Aim -
Extract every entry word for word.

Stored data -
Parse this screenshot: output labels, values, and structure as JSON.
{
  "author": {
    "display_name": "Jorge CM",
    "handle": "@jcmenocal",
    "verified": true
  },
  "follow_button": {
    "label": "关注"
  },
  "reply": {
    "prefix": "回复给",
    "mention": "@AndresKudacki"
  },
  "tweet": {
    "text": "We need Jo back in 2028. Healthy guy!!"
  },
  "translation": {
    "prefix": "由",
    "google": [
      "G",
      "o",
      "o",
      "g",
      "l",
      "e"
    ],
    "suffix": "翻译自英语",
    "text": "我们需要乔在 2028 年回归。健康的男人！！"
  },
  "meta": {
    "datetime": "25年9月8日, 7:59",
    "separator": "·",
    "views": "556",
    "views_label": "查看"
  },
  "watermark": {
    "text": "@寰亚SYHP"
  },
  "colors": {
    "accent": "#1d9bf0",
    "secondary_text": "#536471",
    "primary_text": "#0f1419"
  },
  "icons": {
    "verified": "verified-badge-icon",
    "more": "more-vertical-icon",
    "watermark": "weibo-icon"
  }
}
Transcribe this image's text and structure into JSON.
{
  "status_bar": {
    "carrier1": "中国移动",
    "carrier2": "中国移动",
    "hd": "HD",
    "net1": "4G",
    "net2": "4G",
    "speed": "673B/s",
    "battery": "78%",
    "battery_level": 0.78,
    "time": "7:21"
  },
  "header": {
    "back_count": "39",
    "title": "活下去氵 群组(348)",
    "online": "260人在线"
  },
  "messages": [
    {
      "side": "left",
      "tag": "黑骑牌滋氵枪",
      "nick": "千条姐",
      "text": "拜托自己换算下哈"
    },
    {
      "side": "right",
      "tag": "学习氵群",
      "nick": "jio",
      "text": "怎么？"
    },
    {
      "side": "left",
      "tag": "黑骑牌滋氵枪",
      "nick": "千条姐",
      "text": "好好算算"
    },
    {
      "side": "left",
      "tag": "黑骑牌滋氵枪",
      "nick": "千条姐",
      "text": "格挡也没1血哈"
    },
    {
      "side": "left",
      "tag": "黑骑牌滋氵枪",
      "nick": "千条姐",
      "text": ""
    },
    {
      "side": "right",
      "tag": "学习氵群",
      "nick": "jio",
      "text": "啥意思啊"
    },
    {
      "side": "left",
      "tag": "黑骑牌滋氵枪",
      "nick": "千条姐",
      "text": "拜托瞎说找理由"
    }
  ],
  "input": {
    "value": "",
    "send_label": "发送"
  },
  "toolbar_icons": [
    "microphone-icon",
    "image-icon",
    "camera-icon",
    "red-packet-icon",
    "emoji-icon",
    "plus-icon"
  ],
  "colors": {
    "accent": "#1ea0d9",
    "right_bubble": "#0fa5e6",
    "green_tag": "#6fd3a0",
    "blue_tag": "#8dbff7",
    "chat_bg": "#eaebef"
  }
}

Exercise result -
Parse this screenshot: output labels, values, and structure as JSON.
{
  "author": {
    "display_name": "Jorge CM",
    "handle": "@jcmenocal",
    "verified": true
  },
  "follow_button": {
    "label": "关注"
  },
  "reply": {
    "prefix": "回复给",
    "mention": "@AndresKudacki"
  },
  "tweet": {
    "text": "We need Jo back in 2028. Healthy guy!!"
  },
  "translation": {
    "prefix": "由",
    "google": [
      "G",
      "o",
      "o",
      "g",
      "l",
      "e"
    ],
    "suffix": "翻译自英语",
    "text": "我们需要乔在 2028 年回归。健康的男人！！"
  },
  "meta": {
    "datetime": "25年9月8日, 7:59",
    "separator": "·",
    "views": "556",
    "views_label": "查看"
  },
  "watermark": {
    "text": "@寰亚SYHP"
  },
  "colors": {
    "accent": "#1d9bf0",
    "secondary_text": "#536471",
    "primary_text": "#0f1419"
  },
  "icons": {
    "verified": "verified-badge-icon",
    "more": "more-vertical-icon",
    "watermark": "weibo-icon"
  }
}
Transcribe this image's text and structure into JSON.
{
  "status_bar": {
    "carrier1": "中国移动",
    "carrier2": "中国移动",
    "hd": "HD",
    "net1": "4G",
    "net2": "4G",
    "speed": "673B/s",
    "battery": "78%",
    "battery_level": 0.78,
    "time": "7:21"
  },
  "header": {
    "back_count": "39",
    "title": "活下去氵 群组(348)",
    "online": "260人在线"
  },
  "messages": [
    {
      "side": "left",
      "tag": "黑骑牌滋氵枪",
      "nick": "千条姐",
      "text": "拜托自己换算下哈"
    },
    {
      "side": "right",
      "tag": "学习氵群",
      "nick": "jio",
      "text": "怎么？"
    },
    {
      "side": "left",
      "tag": "黑骑牌滋氵枪",
      "nick": "千条姐",
      "text": "好好算算"
    },
    {
      "side": "left",
      "tag": "黑骑牌滋氵枪",
      "nick": "千条姐",
      "text": "格挡也没1血哈"
    },
    {
      "side": "left",
      "tag": "黑骑牌滋氵枪",
      "nick": "千条姐",
      "text": ""
    },
    {
      "side": "right",
      "tag": "学习氵群",
      "nick": "jio",
      "text": "啥意思啊"
    },
    {
      "side": "left",
      "tag": "黑骑牌滋氵枪",
      "nick": "千条姐",
      "text": "拜托瞎说找理由"
    }
  ],
  "input": {
    "value": "",
    "send_label": "发送"
  },
  "toolbar_icons": [
    "microphone-icon",
    "image-icon",
    "camera-icon",
    "red-packet-icon",
    "emoji-icon",
    "plus-icon"
  ],
  "colors": {
    "accent": "#1ea0d9",
    "right_bubble": "#0fa5e6",
    "green_tag": "#6fd3a0",
    "blue_tag": "#8dbff7",
    "chat_bg": "#eaebef"
  }
}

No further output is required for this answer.